[Task inputs start]
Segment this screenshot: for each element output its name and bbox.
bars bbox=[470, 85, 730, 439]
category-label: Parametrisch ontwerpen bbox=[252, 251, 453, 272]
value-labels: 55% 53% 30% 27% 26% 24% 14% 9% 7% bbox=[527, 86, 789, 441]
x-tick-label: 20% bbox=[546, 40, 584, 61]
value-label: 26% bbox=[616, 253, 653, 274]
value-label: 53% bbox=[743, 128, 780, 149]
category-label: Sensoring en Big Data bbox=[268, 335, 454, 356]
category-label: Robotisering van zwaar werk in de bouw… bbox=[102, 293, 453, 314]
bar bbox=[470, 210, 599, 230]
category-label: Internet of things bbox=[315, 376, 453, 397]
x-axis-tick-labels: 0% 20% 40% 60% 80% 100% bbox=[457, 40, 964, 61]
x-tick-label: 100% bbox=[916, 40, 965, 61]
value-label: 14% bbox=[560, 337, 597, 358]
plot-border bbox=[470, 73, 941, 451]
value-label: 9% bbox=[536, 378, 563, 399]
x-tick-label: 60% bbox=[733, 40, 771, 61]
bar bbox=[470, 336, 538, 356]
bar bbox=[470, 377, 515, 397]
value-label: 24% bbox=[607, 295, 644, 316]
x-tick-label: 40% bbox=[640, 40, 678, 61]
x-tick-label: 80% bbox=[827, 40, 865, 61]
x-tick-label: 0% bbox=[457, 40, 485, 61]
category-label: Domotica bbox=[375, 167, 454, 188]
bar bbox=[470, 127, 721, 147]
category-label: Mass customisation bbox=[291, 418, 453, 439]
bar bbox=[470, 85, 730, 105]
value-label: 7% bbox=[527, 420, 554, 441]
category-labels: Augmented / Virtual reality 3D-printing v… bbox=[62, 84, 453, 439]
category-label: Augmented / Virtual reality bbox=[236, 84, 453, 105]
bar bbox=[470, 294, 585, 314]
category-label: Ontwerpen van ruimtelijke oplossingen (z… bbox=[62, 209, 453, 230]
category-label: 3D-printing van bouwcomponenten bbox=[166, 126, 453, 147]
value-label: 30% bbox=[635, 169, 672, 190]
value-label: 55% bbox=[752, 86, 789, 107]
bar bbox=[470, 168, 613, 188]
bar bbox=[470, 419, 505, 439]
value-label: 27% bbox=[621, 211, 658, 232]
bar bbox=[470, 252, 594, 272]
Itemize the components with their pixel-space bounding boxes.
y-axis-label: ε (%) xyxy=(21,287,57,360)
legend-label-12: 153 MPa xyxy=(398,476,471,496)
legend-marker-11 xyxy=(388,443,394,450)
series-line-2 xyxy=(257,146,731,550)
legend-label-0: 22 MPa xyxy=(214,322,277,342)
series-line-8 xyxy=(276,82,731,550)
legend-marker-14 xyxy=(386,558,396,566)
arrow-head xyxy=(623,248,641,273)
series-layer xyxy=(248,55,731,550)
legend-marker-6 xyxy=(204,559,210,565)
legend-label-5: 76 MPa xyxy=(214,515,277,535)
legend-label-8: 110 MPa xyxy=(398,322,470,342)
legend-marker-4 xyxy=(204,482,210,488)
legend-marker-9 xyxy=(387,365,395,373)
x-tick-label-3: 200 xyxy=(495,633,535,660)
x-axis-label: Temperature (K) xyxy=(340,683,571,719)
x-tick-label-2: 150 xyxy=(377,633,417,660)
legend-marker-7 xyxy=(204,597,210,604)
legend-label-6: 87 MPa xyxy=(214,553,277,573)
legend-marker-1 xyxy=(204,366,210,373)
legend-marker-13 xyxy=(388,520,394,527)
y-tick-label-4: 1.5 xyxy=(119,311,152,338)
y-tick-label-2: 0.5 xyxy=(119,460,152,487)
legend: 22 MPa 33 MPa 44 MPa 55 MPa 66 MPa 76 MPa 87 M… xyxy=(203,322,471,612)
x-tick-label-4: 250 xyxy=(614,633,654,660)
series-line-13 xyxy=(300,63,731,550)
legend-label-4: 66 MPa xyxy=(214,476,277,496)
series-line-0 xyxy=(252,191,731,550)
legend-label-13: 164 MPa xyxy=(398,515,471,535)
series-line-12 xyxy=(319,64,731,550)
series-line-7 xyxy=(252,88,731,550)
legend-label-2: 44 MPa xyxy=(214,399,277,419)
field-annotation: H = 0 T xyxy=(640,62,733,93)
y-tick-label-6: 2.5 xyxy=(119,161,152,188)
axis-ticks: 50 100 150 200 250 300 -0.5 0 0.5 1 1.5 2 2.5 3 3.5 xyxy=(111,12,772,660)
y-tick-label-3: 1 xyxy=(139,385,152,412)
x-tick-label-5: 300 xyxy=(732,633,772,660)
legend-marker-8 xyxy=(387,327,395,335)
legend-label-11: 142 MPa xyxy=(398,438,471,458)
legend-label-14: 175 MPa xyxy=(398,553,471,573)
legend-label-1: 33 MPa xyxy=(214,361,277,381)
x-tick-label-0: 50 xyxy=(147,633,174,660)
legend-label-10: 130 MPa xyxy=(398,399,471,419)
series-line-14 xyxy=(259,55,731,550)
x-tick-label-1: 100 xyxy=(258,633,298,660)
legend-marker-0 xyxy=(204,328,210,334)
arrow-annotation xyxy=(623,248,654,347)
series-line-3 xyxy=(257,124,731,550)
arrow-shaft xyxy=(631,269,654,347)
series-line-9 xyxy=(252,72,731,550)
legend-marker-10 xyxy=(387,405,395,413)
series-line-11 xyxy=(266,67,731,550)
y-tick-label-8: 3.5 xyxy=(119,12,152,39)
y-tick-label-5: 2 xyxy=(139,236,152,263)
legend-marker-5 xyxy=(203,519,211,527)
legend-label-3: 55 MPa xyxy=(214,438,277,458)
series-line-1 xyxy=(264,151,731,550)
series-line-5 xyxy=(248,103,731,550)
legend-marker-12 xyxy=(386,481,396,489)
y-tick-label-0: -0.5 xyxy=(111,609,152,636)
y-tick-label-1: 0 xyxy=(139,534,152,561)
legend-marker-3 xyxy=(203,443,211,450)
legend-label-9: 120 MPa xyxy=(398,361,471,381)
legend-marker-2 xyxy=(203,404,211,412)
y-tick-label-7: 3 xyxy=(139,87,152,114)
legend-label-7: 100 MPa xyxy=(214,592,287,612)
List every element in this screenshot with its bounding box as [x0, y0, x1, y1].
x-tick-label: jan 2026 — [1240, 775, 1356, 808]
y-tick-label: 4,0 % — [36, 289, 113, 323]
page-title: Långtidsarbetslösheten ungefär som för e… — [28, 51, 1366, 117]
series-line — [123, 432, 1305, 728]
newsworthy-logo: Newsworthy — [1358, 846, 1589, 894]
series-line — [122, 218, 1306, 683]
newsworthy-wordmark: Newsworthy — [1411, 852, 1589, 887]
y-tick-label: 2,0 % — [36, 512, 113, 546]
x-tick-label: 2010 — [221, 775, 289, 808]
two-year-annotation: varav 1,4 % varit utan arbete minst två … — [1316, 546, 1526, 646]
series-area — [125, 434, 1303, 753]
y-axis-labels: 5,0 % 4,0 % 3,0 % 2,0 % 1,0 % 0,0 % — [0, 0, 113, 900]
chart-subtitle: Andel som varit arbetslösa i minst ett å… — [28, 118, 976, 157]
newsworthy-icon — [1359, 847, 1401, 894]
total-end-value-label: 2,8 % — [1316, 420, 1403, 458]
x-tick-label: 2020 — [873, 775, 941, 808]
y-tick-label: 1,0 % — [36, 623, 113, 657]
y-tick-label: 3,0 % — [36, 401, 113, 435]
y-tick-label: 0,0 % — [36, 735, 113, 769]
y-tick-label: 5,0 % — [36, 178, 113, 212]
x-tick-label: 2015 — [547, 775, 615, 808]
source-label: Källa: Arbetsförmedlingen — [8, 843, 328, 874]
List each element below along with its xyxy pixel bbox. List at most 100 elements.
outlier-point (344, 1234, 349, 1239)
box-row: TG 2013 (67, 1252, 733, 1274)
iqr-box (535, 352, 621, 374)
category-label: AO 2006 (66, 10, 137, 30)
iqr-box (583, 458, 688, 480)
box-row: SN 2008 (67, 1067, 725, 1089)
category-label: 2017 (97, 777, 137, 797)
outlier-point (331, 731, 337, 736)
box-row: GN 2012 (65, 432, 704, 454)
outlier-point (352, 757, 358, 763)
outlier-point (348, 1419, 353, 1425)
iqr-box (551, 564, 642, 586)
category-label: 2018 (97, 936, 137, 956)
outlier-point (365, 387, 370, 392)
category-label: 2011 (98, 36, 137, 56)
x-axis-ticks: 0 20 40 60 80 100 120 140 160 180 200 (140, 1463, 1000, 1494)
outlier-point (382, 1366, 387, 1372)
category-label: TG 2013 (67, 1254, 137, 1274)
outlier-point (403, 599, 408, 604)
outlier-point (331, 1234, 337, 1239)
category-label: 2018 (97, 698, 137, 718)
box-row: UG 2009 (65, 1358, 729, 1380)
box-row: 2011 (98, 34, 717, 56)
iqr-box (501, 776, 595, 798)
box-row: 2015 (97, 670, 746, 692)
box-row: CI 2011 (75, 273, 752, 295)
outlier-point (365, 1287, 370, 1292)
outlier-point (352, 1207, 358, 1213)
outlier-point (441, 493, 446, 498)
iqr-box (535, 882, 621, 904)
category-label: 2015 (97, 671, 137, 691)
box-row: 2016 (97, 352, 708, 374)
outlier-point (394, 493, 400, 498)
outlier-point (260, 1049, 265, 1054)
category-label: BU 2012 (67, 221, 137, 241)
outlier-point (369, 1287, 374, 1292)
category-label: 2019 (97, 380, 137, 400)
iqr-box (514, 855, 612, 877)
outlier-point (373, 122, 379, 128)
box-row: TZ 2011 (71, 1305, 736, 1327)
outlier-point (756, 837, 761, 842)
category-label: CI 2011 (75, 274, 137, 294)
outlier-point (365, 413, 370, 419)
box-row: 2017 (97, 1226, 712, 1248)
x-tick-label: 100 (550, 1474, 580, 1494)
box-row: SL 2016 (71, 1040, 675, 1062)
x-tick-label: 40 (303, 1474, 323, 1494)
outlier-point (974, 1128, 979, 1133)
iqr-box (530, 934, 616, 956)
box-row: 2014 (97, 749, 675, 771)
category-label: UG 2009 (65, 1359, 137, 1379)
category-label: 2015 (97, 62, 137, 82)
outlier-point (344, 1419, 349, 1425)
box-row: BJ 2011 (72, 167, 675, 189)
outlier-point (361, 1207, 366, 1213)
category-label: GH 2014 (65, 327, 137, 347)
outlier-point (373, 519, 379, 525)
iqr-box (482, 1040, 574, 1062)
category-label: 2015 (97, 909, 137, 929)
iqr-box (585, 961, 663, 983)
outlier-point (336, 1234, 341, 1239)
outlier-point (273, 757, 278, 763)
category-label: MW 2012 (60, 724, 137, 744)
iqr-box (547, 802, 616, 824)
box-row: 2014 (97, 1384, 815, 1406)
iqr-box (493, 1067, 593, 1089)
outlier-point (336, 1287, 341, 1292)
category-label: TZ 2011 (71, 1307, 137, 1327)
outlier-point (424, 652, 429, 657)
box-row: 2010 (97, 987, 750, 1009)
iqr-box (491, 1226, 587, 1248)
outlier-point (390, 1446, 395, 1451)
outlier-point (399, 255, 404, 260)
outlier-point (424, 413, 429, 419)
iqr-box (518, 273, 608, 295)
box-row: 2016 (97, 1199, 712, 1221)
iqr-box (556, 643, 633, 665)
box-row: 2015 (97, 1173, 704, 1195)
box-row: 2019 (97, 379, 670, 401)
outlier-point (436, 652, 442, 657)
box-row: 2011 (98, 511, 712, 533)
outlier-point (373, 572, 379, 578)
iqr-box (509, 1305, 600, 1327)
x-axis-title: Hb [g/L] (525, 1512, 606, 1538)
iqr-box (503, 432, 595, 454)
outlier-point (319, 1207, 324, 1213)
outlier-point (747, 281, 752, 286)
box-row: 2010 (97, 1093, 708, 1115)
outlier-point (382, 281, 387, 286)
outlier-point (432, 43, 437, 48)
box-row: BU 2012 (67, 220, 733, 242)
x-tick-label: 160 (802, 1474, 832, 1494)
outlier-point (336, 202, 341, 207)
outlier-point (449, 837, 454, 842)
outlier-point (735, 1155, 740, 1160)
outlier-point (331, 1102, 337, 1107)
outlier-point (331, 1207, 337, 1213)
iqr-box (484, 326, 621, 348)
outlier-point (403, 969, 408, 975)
[Task inputs end]
- _Written request_: Rename "bbox" to "bounds" in everything from the start of the data down to the line containing "category-label: Sensoring en", and give those lines back with nothing else changed.

- _Exercise solution_:
Segment this screenshot: for each element output its name and bounds.
bars bounds=[470, 85, 730, 439]
category-label: Parametrisch ontwerpen bounds=[252, 251, 453, 272]
value-labels: 55% 53% 30% 27% 26% 24% 14% 9% 7% bounds=[527, 86, 789, 441]
x-tick-label: 20% bounds=[546, 40, 584, 61]
value-label: 26% bounds=[616, 253, 653, 274]
value-label: 53% bounds=[743, 128, 780, 149]
category-label: Sensoring en Big Data bounds=[268, 335, 454, 356]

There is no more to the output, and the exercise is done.